*The request:*
Copy out, in full, every row below that contains the string "perp".

* START Supplied material *

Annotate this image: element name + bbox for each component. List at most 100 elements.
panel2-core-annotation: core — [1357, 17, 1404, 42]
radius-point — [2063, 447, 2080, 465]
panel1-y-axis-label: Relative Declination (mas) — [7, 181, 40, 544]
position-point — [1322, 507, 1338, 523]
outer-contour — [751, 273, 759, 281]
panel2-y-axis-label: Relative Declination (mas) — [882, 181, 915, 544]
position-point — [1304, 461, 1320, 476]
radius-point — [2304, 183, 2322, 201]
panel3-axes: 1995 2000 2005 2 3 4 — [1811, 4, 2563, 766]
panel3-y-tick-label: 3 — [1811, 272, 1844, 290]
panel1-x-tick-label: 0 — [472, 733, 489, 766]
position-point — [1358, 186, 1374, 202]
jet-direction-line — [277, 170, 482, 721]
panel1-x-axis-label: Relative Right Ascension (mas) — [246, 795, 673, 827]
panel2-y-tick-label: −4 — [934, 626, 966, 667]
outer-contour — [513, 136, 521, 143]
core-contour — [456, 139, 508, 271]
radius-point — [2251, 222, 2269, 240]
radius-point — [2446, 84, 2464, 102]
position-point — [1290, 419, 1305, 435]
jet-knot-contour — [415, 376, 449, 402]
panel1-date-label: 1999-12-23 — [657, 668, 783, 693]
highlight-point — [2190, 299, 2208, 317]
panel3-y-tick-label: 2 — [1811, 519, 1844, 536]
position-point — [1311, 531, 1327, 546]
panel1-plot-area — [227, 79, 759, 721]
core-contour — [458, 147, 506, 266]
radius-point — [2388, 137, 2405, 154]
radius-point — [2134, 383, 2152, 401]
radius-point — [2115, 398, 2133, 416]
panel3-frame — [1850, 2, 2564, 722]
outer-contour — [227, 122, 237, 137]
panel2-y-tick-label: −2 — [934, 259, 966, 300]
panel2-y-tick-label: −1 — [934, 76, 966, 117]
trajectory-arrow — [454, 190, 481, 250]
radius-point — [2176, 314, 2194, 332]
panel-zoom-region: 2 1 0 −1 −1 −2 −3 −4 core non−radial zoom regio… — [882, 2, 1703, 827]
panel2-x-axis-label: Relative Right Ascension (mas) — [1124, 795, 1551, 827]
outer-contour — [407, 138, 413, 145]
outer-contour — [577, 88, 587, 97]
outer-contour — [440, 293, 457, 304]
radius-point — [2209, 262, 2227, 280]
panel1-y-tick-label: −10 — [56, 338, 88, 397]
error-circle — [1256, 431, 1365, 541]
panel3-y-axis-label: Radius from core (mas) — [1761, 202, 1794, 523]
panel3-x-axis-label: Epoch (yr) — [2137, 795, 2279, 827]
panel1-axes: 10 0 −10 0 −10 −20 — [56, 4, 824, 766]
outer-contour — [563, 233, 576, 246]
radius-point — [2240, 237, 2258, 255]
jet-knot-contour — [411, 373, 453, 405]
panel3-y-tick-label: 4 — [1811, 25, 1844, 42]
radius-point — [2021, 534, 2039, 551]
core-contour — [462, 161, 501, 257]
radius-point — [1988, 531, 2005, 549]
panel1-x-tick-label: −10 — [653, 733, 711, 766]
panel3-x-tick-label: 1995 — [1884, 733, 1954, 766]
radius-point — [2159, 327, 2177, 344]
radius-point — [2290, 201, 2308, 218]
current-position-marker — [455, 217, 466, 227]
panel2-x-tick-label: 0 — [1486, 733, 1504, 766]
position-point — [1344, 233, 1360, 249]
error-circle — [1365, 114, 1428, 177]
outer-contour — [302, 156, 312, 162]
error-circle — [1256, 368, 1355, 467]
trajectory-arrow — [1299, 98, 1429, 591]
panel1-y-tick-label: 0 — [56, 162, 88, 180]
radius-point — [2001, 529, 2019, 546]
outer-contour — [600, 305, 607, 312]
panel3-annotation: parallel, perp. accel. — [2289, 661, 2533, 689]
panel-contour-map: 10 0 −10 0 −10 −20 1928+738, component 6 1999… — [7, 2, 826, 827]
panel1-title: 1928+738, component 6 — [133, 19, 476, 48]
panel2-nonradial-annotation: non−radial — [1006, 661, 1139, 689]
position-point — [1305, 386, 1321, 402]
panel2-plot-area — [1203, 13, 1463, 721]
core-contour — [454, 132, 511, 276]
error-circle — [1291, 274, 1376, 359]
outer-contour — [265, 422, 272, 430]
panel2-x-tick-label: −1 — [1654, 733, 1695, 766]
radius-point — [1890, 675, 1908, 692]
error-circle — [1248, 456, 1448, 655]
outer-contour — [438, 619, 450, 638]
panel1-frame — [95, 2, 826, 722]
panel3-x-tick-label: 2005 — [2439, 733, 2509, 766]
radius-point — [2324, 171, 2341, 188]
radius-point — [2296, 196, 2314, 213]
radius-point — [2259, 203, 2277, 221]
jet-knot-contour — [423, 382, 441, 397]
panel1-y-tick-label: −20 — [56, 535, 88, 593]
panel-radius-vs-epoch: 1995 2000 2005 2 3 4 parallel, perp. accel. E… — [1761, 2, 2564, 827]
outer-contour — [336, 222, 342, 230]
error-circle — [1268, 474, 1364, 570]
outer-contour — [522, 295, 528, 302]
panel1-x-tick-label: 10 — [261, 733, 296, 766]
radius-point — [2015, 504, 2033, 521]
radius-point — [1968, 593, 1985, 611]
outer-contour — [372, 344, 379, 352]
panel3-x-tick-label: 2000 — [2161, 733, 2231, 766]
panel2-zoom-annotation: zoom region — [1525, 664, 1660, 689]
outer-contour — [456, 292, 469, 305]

* END Supplied material *

*Written solution:*
panel3-annotation: parallel, perp. accel. — [2289, 661, 2533, 689]
panel-radius-vs-epoch: 1995 2000 2005 2 3 4 parallel, perp. accel. E… — [1761, 2, 2564, 827]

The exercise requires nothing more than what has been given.